● TO DO:
Provide nothing except how many lines of the data contain the word "black".

● EXCERPTED RECORDS:
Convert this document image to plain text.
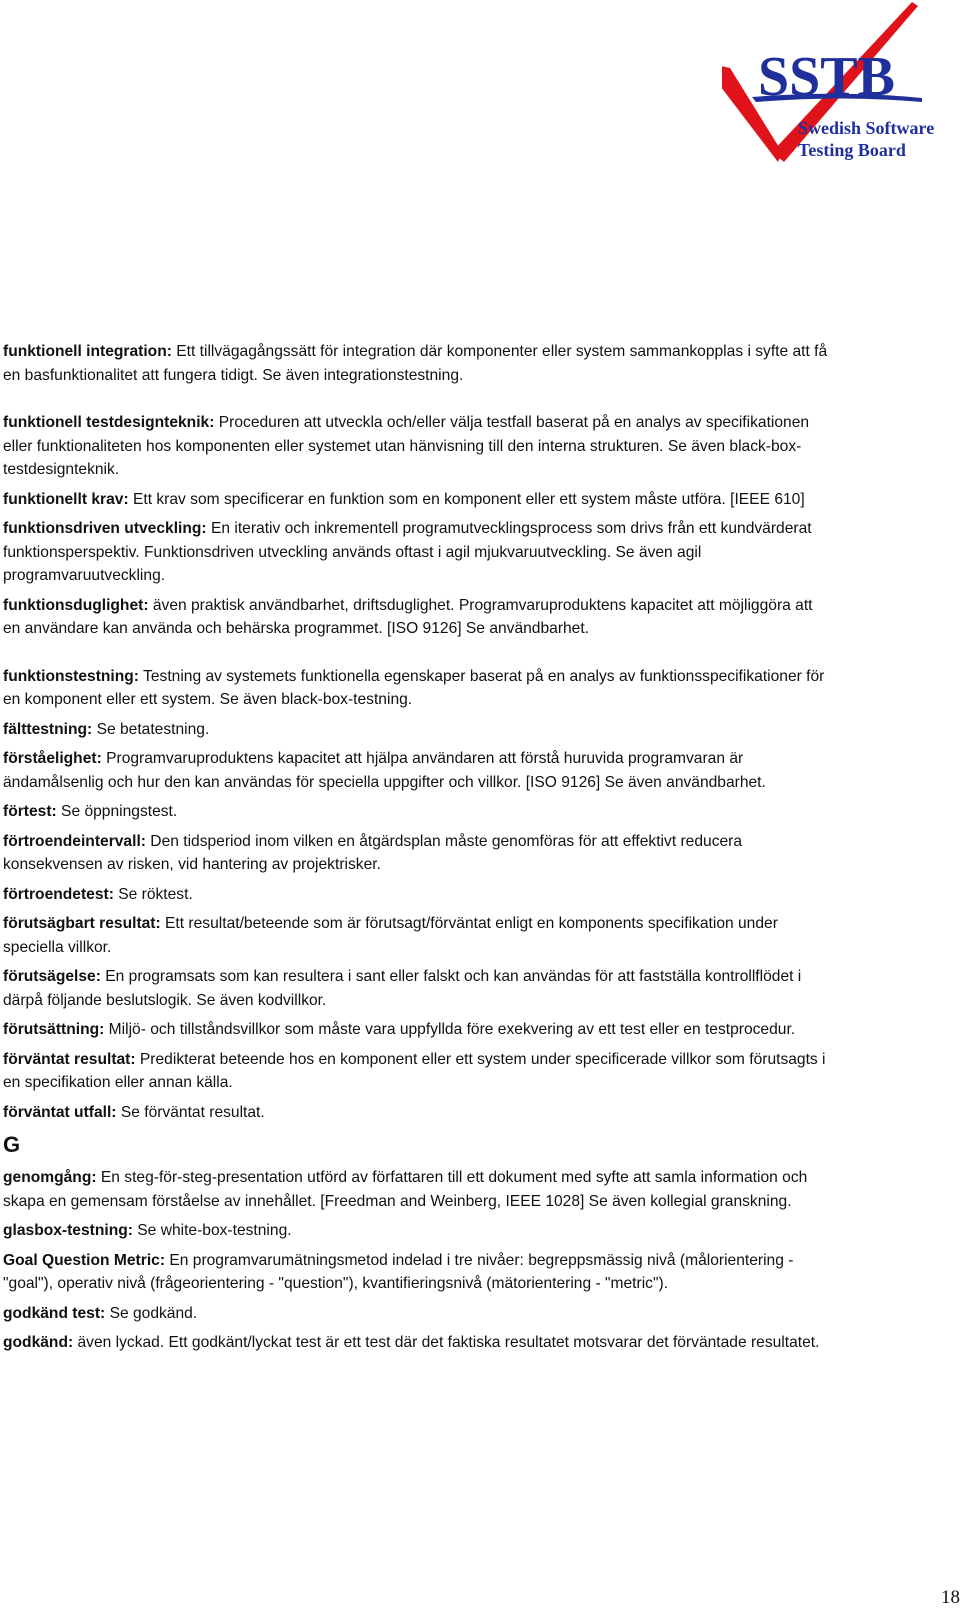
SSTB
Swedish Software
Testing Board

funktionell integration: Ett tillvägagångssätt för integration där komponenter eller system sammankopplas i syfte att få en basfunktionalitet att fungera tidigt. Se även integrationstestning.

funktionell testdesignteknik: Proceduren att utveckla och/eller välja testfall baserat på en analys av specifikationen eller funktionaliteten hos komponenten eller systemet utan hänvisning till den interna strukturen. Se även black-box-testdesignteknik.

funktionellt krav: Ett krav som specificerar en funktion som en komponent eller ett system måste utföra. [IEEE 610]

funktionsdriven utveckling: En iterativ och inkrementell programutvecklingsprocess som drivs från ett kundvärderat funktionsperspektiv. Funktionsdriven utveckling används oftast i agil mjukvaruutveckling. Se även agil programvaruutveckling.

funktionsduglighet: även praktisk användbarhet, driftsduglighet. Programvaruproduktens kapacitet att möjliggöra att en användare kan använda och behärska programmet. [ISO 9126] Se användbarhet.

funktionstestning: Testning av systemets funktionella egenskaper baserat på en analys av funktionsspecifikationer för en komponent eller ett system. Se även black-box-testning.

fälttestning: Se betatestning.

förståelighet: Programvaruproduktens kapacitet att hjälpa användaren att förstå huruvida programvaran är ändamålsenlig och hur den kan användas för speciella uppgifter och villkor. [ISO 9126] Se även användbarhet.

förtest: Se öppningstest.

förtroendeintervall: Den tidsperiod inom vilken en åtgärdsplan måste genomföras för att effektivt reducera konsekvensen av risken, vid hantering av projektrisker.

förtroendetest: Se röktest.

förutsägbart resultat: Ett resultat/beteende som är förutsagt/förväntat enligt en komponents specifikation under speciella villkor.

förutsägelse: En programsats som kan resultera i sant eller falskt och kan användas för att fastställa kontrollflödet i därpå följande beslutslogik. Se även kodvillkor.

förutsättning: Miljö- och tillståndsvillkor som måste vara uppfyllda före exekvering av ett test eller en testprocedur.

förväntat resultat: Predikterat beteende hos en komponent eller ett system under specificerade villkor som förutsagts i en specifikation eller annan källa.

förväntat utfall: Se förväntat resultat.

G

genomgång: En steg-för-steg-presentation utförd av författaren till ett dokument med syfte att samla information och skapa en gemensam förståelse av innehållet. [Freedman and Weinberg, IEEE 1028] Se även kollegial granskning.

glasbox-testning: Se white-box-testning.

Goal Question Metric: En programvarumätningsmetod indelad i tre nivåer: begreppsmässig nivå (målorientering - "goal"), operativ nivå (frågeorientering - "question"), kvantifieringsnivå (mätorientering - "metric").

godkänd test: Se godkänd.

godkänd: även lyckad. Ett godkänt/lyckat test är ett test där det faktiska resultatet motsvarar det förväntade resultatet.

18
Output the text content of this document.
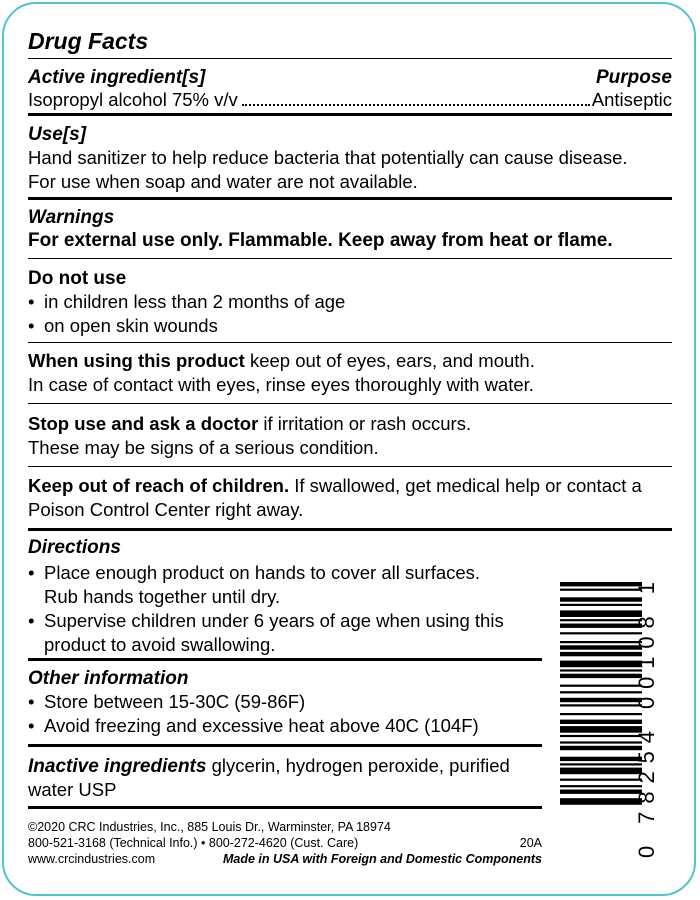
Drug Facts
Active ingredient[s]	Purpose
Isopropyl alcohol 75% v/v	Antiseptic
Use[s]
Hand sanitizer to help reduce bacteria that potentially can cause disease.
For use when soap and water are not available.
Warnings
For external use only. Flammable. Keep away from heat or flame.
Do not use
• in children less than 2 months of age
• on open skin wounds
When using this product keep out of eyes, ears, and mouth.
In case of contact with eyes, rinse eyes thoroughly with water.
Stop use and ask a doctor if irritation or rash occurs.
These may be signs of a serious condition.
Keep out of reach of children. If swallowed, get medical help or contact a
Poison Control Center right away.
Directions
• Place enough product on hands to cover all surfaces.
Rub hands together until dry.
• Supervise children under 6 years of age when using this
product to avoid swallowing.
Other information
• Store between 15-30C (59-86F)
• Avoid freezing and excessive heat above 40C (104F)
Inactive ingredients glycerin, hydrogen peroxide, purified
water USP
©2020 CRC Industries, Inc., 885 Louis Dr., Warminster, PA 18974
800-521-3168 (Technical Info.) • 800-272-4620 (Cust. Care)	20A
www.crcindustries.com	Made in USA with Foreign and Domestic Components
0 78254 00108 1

● RESULT OF THE EXERCISE:
2